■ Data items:

|---|

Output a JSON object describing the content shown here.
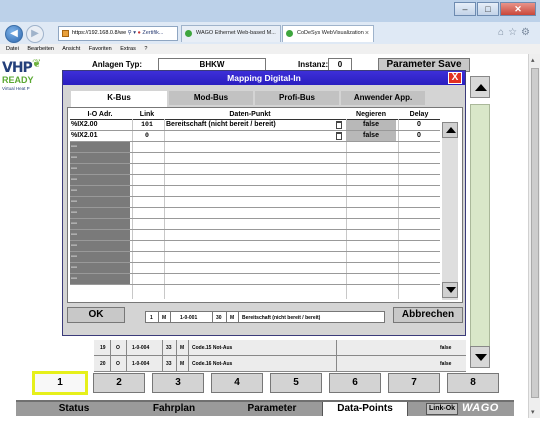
{
  "browser": {
    "address_url": "https://192.168.0.8/we",
    "address_suffix": "Zertifik...",
    "tabs": [
      {
        "label": "WAGO Ethernet Web-based M..."
      },
      {
        "label": "CoDeSys WebVisualization"
      }
    ],
    "tab_close": "×",
    "menu": [
      "Datei",
      "Bearbeiten",
      "Ansicht",
      "Favoriten",
      "Extras",
      "?"
    ]
  },
  "header": {
    "logo_vhp": "VHP",
    "logo_ready": "READY",
    "logo_sub": "Virtual Heat P",
    "anlagen_label": "Anlagen Typ:",
    "anlagen_value": "BHKW",
    "instanz_label": "Instanz:",
    "instanz_value": "0",
    "param_save": "Parameter Save"
  },
  "dialog": {
    "title": "Mapping Digital-In",
    "close": "X",
    "tabs": [
      {
        "label": "K-Bus",
        "active": true
      },
      {
        "label": "Mod-Bus",
        "active": false
      },
      {
        "label": "Profi-Bus",
        "active": false
      },
      {
        "label": "Anwender App.",
        "active": false
      }
    ],
    "columns": {
      "io": "I-O Adr.",
      "link": "Link",
      "dp": "Daten-Punkt",
      "neg": "Negieren",
      "delay": "Delay"
    },
    "rows": [
      {
        "io": "%IX2.00",
        "link": "101",
        "dp": "Bereitschaft (nicht bereit / bereit)",
        "neg": "false",
        "delay": "0"
      },
      {
        "io": "%IX2.01",
        "link": "0",
        "dp": "",
        "neg": "false",
        "delay": "0"
      },
      {
        "io": "---"
      },
      {
        "io": "---"
      },
      {
        "io": "---"
      },
      {
        "io": "---"
      },
      {
        "io": "---"
      },
      {
        "io": "---"
      },
      {
        "io": "---"
      },
      {
        "io": "---"
      },
      {
        "io": "---"
      },
      {
        "io": "---"
      },
      {
        "io": "---"
      },
      {
        "io": "---"
      },
      {
        "io": "---"
      }
    ],
    "ok": "OK",
    "cancel": "Abbrechen",
    "footer": {
      "c1": "1",
      "c2": "M",
      "c3": "1-0-001",
      "c4": "30",
      "c5": "M",
      "c6": "Bereitschaft (nicht bereit / bereit)"
    }
  },
  "background_rows": [
    {
      "n": "19",
      "t": "O",
      "code": "1-0-004",
      "num": "33",
      "m": "M",
      "text": "Code.15 Not-Aus",
      "val": "false"
    },
    {
      "n": "20",
      "t": "O",
      "code": "1-0-004",
      "num": "33",
      "m": "M",
      "text": "Code.16 Not-Aus",
      "val": "false"
    }
  ],
  "number_buttons": [
    "1",
    "2",
    "3",
    "4",
    "5",
    "6",
    "7",
    "8"
  ],
  "active_number": "1",
  "status_tabs": [
    {
      "label": "Status",
      "active": false
    },
    {
      "label": "Fahrplan",
      "active": false
    },
    {
      "label": "Parameter",
      "active": false
    },
    {
      "label": "Data-Points",
      "active": true
    }
  ],
  "link_status": "Link-Ok",
  "brand": "WAGO",
  "colors": {
    "dialog_title_bg": "#2a1ec0",
    "close_red": "#e22f22",
    "active_highlight": "#e6f01a",
    "sidebar_green": "#d9e7c9"
  }
}
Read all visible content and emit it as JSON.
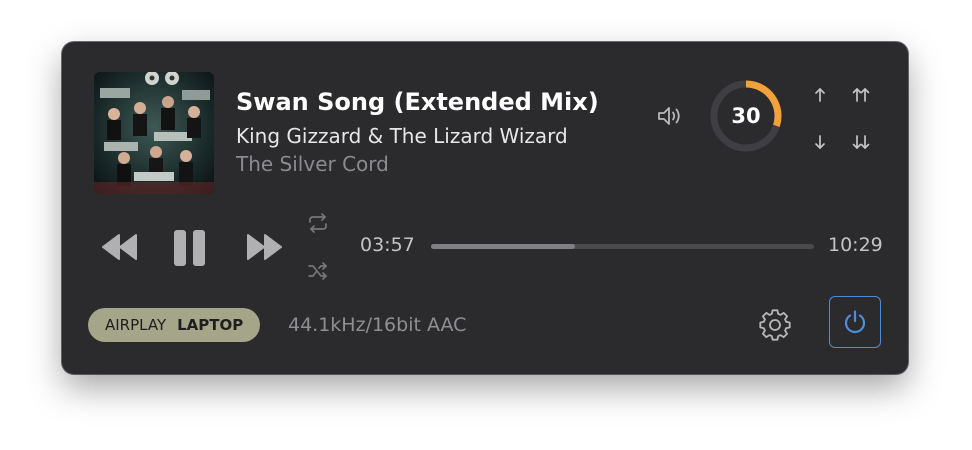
{
  "track": {
    "title": "Swan Song (Extended Mix)",
    "artist": "King Gizzard & The Lizard Wizard",
    "album": "The Silver Cord"
  },
  "volume": {
    "value": "30",
    "level": 0.3,
    "arc_color": "#f2a13b"
  },
  "playback": {
    "elapsed": "03:57",
    "duration": "10:29",
    "progress": 0.377,
    "state": "playing"
  },
  "output": {
    "protocol": "AIRPLAY",
    "device": "LAPTOP",
    "badge_color": "#a5a58a"
  },
  "format": "44.1kHz/16bit AAC",
  "icons": {
    "volume": "speaker-icon",
    "up": "arrow-up-icon",
    "up_double": "double-arrow-up-icon",
    "down": "arrow-down-icon",
    "down_double": "double-arrow-down-icon",
    "repeat": "repeat-icon",
    "shuffle": "shuffle-icon",
    "settings": "gear-icon",
    "power": "power-icon"
  },
  "colors": {
    "panel": "#2b2b2d",
    "power_accent": "#4c8fd6"
  }
}
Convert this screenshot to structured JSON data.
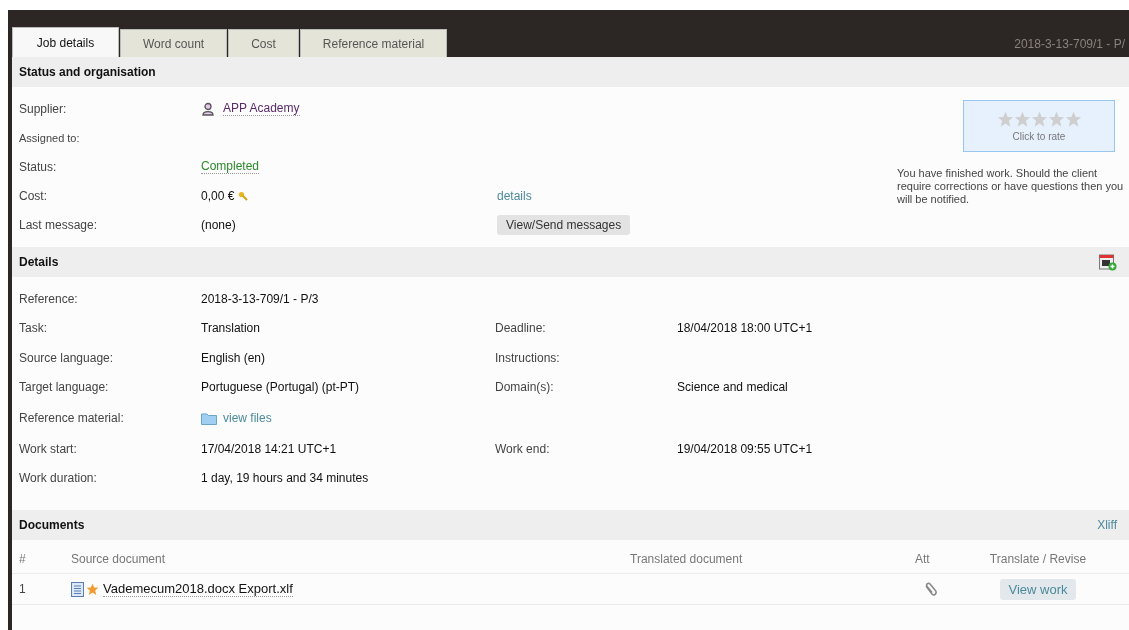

|---|

■ PROMPT: Find all lines with "Parameter" in them and copy each one.

■ TASK ANSWER:
    "param_save": "Parameter Save"
      "label": "Parameter",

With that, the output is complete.